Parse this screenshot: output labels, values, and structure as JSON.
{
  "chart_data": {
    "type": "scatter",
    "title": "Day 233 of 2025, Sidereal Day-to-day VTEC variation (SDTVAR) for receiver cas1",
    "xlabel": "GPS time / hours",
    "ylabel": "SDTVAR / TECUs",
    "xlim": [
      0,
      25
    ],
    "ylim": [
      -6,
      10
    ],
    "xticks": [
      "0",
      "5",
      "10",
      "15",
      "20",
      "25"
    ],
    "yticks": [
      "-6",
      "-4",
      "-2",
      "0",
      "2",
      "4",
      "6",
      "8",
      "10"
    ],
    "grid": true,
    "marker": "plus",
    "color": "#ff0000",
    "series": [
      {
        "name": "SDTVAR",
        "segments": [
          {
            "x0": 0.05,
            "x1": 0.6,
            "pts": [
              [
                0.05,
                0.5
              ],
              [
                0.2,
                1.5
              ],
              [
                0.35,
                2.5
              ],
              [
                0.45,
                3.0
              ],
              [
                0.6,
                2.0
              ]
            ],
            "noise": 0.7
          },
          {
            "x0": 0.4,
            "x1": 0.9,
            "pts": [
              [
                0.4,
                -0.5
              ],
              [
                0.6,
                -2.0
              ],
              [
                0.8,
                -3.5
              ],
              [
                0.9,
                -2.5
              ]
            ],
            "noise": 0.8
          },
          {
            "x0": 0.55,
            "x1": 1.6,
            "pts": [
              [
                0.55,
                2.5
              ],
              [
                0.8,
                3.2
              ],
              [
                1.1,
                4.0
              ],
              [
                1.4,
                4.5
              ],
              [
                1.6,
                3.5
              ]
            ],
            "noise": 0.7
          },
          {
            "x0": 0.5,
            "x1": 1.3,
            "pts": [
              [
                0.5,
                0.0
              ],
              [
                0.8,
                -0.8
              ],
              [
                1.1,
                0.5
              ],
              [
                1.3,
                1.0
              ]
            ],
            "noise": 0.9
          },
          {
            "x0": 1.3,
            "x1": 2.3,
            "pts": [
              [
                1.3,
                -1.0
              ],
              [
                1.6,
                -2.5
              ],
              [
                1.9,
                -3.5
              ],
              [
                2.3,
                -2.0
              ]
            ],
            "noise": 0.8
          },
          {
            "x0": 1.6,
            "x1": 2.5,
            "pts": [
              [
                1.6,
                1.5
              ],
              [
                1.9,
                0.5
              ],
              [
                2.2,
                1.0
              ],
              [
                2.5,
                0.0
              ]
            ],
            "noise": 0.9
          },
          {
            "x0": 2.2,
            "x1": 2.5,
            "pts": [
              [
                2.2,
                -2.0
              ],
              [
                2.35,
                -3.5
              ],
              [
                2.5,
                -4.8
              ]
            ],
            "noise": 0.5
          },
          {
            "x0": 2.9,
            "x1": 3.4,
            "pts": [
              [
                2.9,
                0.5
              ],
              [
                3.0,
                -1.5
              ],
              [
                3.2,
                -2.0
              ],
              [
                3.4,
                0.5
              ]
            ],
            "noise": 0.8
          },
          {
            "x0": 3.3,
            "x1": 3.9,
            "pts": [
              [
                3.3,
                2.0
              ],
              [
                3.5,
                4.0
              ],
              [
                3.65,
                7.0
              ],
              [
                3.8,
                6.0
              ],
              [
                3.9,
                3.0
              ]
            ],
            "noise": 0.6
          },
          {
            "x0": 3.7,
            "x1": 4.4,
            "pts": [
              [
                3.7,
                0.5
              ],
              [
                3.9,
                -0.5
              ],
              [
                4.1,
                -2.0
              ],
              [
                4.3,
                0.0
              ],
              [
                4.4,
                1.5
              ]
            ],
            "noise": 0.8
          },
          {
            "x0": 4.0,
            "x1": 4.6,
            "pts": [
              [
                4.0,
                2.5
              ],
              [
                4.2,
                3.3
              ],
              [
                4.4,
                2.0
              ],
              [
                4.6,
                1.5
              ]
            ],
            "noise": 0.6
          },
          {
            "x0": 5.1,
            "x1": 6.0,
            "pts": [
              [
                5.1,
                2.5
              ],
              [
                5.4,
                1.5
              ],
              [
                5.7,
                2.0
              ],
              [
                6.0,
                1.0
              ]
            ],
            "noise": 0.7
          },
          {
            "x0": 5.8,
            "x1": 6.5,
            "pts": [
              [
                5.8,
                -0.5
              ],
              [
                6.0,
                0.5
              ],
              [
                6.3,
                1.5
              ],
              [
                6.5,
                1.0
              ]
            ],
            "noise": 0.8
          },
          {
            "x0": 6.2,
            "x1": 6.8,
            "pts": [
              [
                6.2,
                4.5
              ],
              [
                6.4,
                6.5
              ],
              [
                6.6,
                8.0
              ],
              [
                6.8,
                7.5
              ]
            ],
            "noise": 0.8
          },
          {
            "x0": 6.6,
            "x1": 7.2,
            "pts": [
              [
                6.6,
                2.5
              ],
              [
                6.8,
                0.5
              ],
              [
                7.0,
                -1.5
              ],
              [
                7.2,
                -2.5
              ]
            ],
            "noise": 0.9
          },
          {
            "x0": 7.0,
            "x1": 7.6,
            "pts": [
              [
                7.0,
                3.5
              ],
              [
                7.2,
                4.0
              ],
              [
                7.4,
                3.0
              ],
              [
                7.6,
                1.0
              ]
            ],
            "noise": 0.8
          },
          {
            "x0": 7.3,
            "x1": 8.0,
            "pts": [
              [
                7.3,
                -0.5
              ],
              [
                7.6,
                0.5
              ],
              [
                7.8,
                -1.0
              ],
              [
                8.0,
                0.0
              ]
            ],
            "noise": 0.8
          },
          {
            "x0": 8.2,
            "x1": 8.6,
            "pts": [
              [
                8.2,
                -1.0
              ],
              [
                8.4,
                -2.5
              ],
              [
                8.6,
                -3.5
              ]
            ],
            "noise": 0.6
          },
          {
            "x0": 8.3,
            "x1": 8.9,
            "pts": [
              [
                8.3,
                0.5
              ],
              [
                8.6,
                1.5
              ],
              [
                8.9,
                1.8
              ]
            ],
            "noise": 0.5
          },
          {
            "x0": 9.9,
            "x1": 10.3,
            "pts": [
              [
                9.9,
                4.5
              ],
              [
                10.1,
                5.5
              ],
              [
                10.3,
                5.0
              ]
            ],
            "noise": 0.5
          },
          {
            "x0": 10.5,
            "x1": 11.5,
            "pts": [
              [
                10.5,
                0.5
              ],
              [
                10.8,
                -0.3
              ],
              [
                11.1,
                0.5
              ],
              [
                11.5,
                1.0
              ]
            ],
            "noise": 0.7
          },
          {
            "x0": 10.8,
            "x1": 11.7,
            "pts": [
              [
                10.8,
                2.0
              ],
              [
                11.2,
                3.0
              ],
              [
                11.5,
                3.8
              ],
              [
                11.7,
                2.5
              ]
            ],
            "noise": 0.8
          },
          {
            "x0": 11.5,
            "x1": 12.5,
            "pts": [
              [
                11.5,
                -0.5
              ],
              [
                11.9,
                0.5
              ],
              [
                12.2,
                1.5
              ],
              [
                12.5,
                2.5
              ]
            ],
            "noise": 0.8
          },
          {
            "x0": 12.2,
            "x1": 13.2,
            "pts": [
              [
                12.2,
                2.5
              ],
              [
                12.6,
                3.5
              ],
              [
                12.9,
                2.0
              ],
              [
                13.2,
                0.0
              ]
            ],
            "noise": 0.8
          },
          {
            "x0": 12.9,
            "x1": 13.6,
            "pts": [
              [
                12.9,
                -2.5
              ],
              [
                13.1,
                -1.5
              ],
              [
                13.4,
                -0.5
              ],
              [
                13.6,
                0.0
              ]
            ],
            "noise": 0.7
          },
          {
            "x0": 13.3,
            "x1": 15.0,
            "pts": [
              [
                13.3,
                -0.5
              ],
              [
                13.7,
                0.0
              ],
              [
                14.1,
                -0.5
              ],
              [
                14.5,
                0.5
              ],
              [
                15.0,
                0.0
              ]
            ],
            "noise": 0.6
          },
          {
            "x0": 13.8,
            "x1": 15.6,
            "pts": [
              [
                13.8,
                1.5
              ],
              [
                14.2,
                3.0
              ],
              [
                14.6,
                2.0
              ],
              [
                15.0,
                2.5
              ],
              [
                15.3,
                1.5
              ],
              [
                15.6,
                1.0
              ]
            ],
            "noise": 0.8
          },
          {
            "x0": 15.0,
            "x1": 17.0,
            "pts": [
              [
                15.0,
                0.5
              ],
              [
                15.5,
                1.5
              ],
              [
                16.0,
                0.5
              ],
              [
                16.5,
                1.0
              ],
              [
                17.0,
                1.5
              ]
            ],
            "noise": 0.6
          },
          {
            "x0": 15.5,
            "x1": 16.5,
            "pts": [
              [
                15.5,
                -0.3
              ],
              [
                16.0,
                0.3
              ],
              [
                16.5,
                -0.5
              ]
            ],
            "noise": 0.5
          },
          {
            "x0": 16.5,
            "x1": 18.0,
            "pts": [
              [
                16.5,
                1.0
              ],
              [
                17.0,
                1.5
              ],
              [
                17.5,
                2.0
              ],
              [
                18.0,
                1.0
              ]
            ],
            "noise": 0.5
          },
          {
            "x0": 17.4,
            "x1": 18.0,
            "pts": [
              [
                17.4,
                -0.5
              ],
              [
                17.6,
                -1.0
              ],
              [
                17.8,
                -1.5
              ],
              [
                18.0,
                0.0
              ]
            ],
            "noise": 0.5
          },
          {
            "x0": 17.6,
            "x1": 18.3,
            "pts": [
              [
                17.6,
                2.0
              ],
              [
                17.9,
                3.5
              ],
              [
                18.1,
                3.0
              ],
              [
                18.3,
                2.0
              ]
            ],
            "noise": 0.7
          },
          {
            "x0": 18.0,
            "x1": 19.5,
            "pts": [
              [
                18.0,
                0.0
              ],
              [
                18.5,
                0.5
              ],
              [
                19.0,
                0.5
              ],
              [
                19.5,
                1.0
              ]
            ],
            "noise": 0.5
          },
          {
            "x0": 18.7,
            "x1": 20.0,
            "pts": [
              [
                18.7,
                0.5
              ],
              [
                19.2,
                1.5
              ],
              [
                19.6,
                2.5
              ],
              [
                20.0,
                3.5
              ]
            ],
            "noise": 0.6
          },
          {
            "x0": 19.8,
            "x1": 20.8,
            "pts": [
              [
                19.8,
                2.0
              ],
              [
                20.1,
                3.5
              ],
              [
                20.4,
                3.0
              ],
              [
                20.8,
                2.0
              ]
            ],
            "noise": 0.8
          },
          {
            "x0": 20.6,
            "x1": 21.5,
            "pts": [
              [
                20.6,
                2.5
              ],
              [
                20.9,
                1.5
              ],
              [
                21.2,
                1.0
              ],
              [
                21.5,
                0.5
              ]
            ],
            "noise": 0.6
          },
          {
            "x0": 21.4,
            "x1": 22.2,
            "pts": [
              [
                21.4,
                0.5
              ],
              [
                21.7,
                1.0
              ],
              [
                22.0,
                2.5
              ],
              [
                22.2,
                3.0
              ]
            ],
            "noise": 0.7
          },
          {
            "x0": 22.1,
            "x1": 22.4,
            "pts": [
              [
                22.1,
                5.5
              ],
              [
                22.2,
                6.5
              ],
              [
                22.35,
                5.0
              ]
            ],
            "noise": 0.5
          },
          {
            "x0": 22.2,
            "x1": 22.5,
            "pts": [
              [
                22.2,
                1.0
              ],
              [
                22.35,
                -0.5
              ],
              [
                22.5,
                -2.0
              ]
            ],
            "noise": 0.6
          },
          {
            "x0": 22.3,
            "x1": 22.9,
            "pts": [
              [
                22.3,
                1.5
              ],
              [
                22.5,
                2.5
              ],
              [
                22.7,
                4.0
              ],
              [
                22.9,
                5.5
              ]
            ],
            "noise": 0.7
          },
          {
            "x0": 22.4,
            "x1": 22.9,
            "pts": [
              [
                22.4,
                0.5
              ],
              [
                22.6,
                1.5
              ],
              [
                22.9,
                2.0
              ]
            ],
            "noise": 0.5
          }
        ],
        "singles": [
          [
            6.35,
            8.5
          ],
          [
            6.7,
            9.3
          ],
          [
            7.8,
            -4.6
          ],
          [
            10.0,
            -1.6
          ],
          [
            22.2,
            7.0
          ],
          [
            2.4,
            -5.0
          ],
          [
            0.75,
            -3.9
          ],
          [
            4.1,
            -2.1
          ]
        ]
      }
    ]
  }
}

_ _ _

# [Work to complete]
Extract, from the material above, each line holding the word "SDTVAR".

# [Completed exercise]
    "title": "Day 233 of 2025, Sidereal Day-to-day VTEC variation (SDTVAR) for receiver cas1",
    "ylabel": "SDTVAR / TECUs",
        "name": "SDTVAR",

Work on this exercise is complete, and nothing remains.